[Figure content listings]
>>>>
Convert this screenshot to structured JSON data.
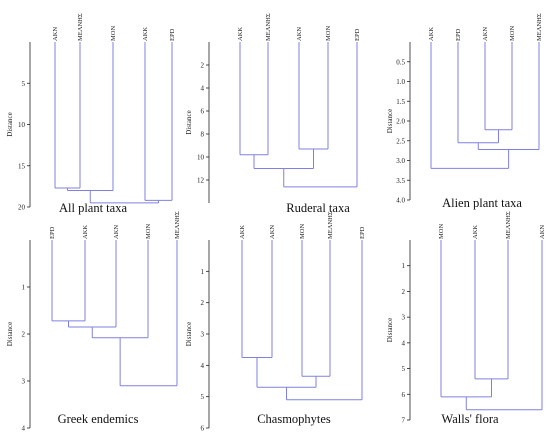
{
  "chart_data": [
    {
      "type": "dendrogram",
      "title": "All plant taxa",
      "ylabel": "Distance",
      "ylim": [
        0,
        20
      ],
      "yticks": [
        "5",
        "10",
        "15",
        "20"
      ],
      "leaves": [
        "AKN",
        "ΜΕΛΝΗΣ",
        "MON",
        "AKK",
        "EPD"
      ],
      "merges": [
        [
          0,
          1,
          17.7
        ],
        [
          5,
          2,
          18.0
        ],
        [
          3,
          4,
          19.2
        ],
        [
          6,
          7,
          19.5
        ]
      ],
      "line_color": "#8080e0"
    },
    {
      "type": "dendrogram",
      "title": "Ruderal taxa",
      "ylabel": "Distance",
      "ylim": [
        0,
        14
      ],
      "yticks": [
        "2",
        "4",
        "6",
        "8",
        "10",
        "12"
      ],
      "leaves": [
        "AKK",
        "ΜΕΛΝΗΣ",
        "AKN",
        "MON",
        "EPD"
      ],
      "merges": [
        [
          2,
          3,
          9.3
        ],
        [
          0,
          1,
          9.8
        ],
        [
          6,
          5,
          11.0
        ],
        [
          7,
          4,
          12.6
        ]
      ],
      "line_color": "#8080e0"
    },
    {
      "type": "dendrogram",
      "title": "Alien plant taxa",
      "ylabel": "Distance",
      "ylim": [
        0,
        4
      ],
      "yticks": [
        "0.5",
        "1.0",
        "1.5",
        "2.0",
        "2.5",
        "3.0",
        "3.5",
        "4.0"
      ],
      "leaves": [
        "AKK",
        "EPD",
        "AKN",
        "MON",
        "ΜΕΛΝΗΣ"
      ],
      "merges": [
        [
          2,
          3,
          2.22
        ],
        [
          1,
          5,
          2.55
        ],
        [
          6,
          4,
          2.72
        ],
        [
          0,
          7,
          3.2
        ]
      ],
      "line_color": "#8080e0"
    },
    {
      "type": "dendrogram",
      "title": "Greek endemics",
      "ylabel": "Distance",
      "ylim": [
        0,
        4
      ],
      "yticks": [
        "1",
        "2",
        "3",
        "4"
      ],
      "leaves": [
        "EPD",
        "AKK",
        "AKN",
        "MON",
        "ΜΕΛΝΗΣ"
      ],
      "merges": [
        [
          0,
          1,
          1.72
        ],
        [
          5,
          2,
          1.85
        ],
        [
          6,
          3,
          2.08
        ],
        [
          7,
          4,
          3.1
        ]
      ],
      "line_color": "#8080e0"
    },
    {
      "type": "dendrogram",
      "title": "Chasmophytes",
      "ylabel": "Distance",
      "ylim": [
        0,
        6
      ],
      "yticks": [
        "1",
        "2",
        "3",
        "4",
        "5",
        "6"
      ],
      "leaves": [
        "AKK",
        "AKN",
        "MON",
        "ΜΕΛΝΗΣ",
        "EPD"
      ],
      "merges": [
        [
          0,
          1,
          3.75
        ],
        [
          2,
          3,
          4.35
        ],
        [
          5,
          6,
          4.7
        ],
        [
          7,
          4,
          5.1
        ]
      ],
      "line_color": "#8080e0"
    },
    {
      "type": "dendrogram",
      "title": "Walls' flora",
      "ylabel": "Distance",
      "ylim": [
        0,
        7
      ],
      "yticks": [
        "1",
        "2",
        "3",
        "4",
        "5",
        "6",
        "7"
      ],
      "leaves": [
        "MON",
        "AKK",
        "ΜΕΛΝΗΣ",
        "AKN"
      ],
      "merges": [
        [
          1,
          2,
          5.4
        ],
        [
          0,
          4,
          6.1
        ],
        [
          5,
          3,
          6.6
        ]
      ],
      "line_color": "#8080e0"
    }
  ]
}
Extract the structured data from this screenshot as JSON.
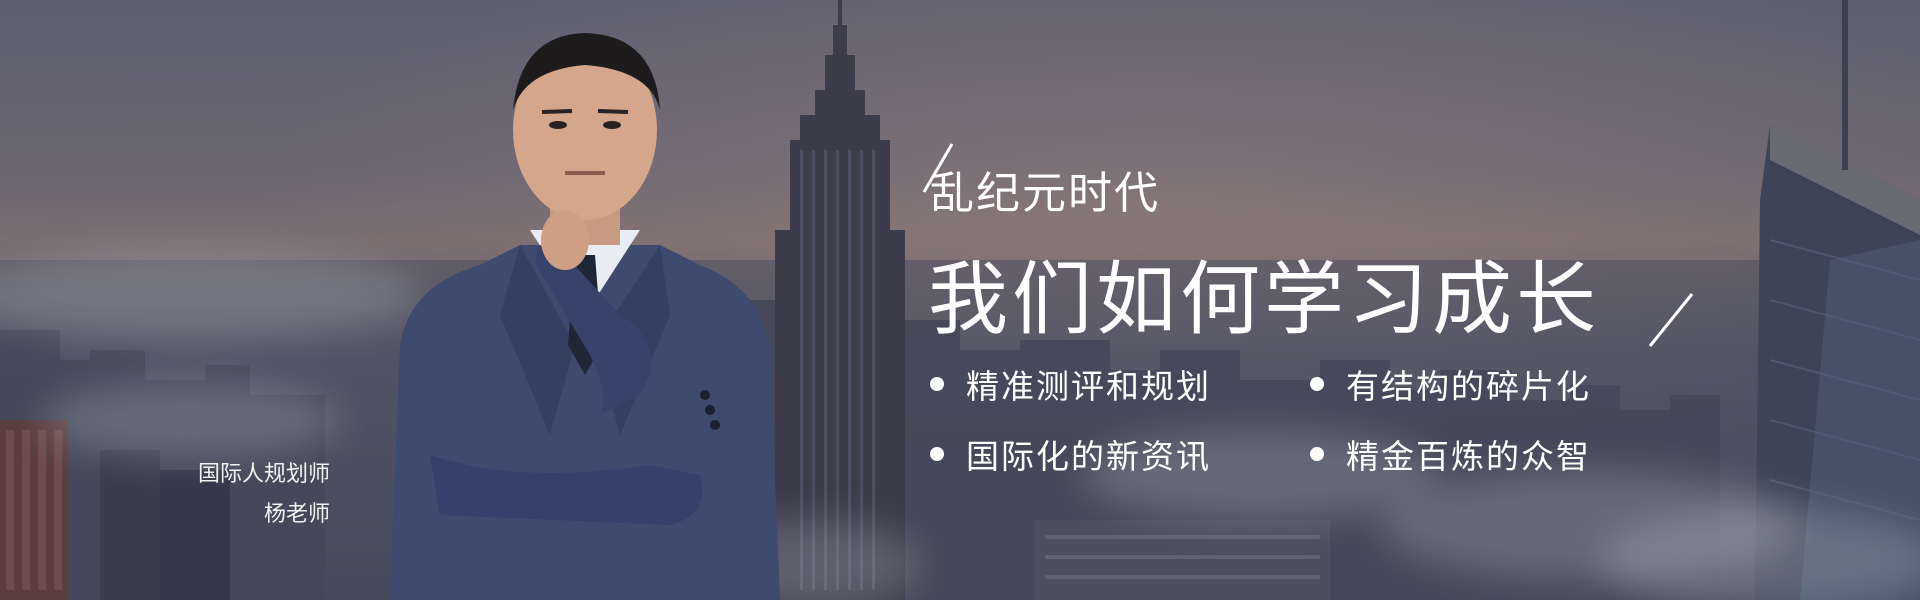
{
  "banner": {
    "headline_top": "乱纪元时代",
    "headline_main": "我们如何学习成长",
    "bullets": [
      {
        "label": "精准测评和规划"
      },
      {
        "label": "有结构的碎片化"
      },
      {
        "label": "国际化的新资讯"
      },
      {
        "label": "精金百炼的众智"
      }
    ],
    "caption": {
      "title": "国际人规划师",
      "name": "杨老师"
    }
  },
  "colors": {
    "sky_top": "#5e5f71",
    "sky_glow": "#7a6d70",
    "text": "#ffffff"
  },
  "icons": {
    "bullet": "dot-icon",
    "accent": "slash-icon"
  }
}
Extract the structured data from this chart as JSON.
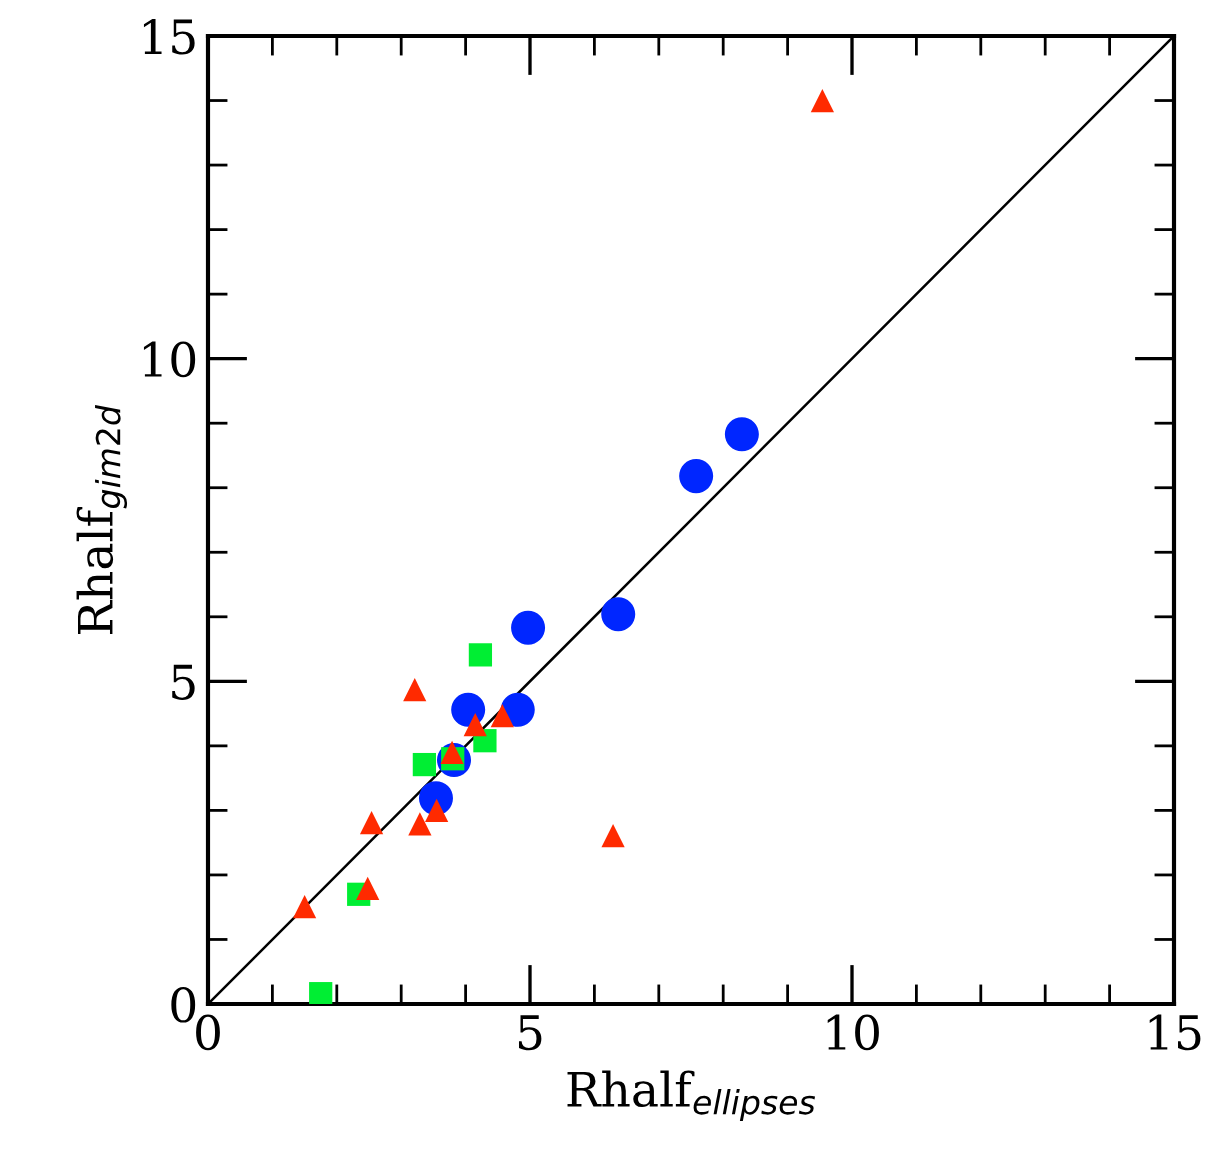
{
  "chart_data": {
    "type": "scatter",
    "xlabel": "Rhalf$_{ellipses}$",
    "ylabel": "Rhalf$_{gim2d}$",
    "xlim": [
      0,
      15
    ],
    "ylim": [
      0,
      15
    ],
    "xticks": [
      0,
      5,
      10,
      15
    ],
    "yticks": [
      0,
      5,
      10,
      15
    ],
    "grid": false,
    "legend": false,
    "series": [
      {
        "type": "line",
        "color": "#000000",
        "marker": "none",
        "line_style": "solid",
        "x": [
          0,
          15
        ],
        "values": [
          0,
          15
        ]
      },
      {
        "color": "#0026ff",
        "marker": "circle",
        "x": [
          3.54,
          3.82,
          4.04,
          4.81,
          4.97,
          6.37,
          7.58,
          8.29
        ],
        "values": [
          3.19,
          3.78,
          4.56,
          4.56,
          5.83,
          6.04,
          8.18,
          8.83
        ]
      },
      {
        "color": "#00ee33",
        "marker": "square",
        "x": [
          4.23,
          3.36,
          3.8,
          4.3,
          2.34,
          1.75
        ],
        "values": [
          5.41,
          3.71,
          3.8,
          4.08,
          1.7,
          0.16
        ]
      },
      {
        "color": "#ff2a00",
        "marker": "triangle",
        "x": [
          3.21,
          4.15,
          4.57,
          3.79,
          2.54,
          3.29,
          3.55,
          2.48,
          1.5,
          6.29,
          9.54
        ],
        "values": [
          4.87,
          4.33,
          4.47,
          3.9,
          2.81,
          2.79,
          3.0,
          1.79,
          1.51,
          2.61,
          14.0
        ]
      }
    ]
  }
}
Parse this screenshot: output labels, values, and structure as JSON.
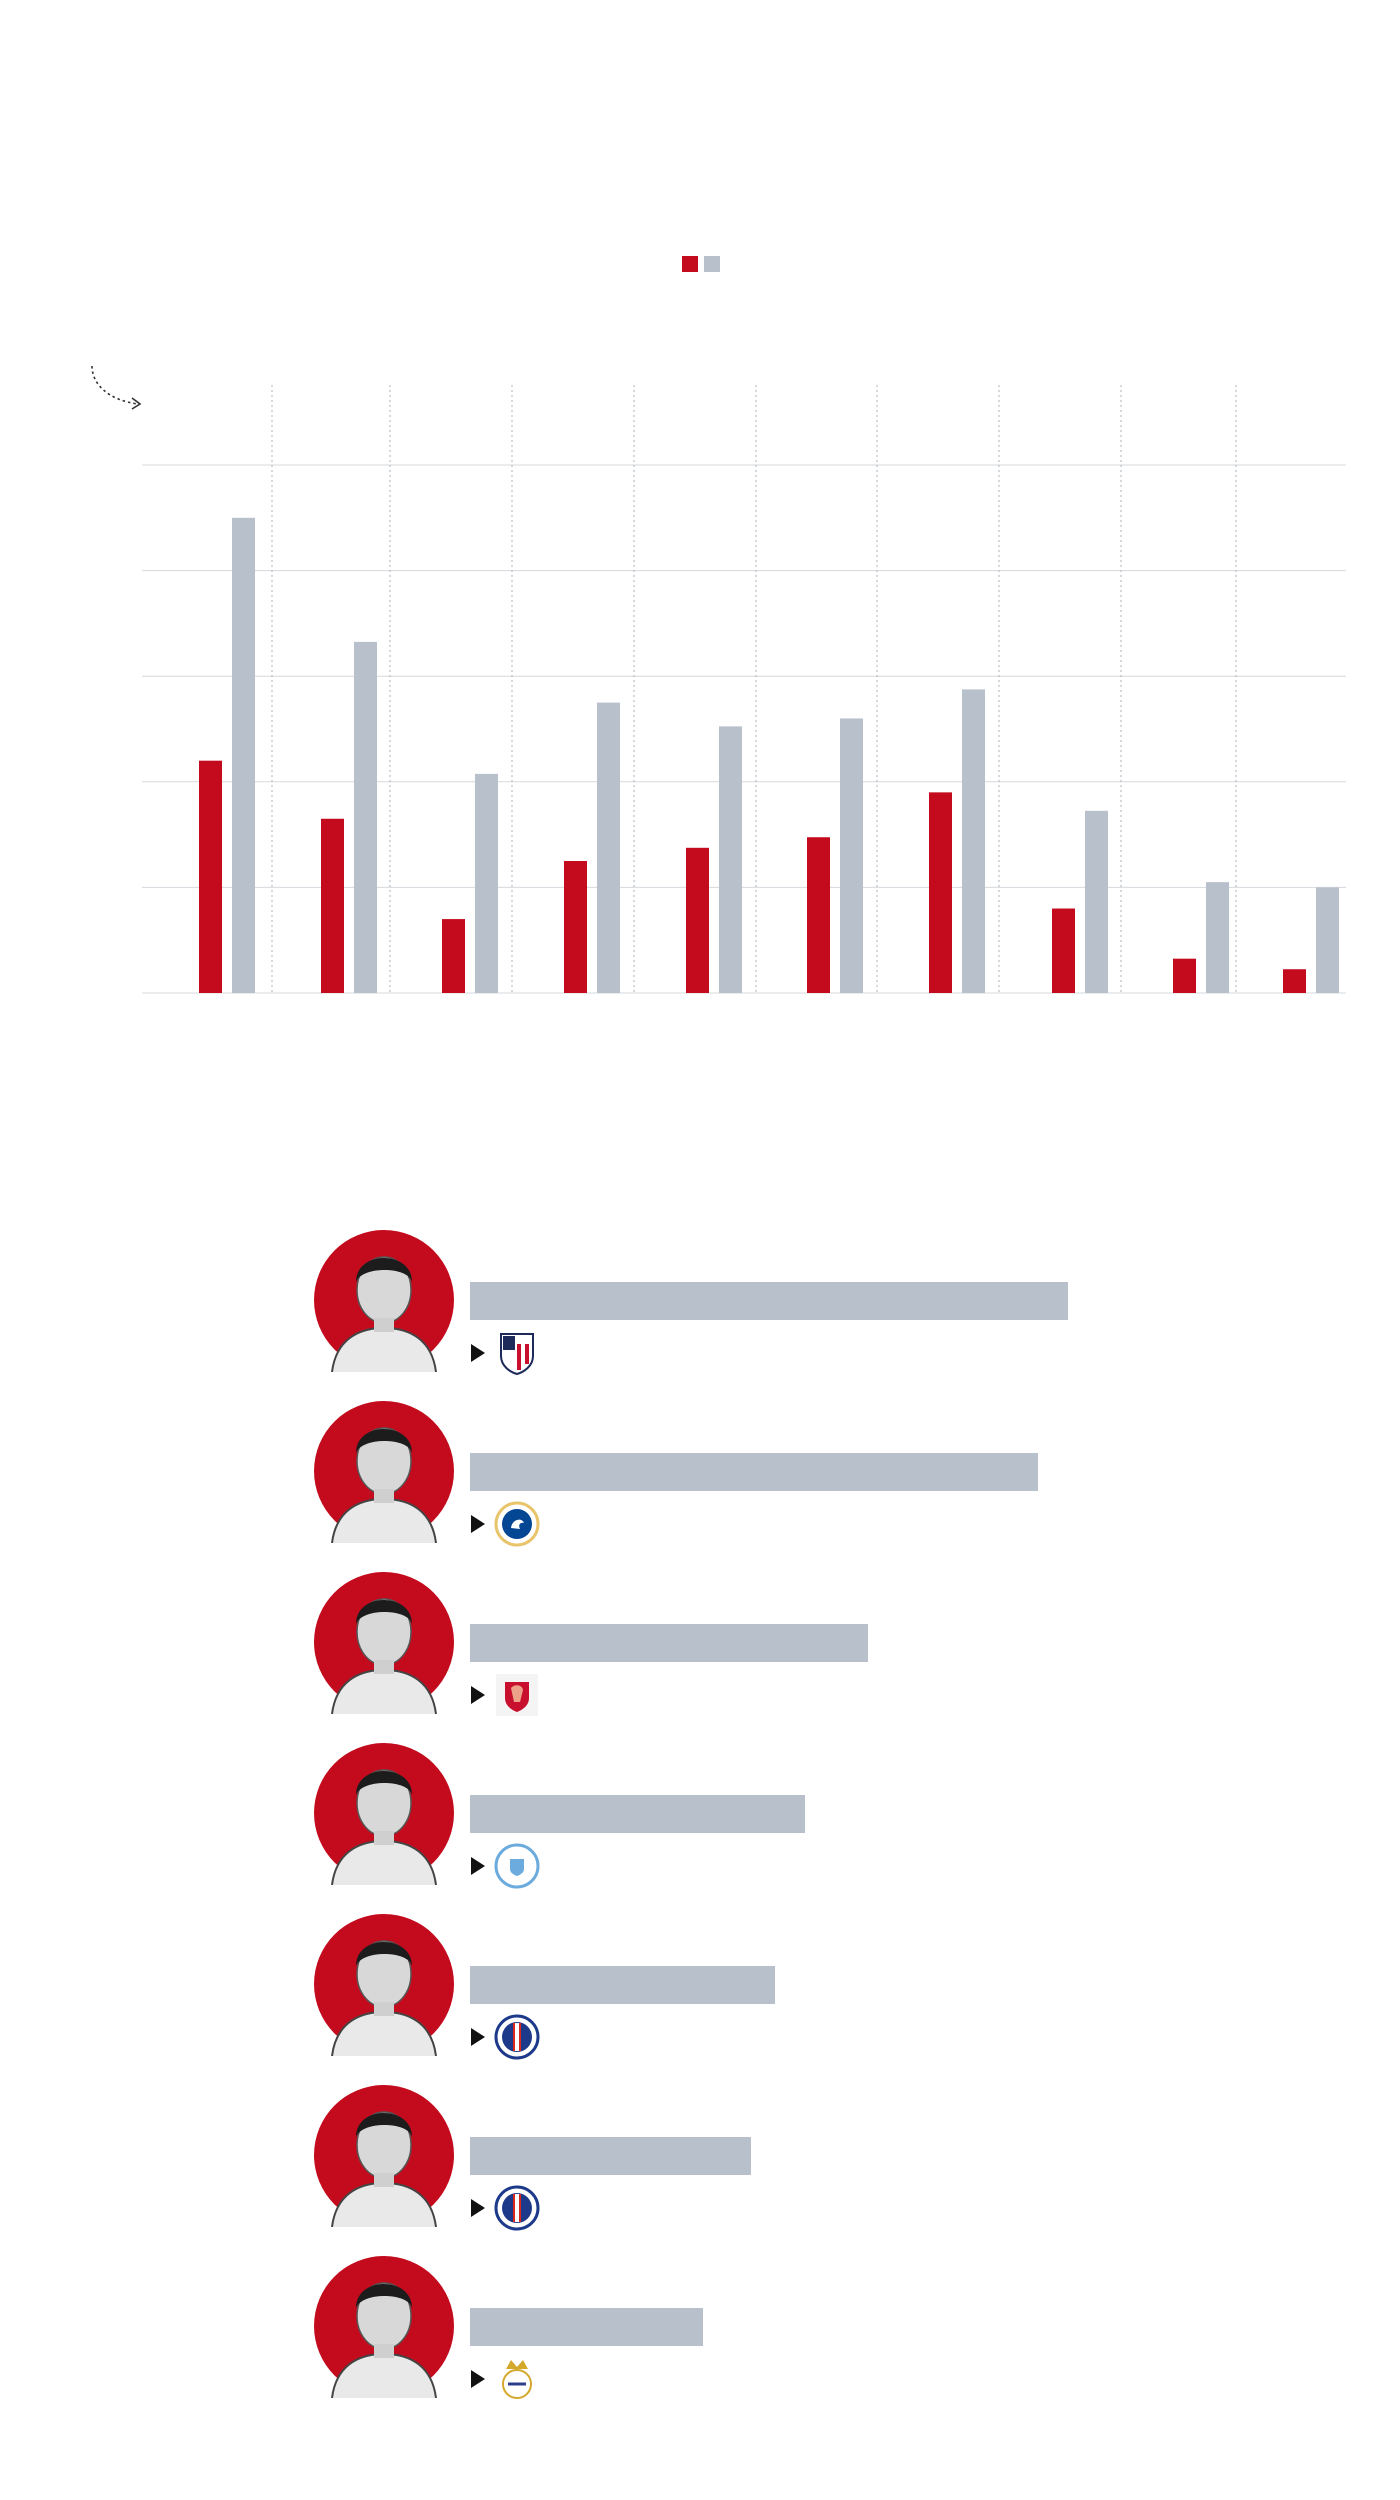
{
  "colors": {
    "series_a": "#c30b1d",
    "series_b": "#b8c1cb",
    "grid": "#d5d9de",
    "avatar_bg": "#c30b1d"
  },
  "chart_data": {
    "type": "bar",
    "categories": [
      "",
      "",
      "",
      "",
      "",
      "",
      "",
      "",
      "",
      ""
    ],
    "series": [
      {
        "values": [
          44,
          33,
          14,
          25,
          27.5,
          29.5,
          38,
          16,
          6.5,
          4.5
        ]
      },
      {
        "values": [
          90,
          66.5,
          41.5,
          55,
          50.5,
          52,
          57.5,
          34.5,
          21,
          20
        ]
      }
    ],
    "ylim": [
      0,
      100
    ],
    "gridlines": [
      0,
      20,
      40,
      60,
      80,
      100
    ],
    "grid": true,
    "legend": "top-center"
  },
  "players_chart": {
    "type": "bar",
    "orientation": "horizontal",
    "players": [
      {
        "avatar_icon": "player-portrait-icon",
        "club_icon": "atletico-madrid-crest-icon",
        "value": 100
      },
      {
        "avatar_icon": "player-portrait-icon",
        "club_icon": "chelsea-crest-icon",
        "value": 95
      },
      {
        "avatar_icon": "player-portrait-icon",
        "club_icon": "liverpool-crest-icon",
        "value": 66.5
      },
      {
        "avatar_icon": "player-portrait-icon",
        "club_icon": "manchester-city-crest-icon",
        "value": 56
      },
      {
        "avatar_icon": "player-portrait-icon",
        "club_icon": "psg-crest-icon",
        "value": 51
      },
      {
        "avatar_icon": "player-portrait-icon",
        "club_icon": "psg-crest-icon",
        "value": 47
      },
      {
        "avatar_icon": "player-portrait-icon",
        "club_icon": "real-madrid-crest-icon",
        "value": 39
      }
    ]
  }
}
<<<<
Identify and copy the lines holding the word "marker".

        "marker": "none",
        "marker": "circle",
        "marker": "square",
        "marker": "triangle",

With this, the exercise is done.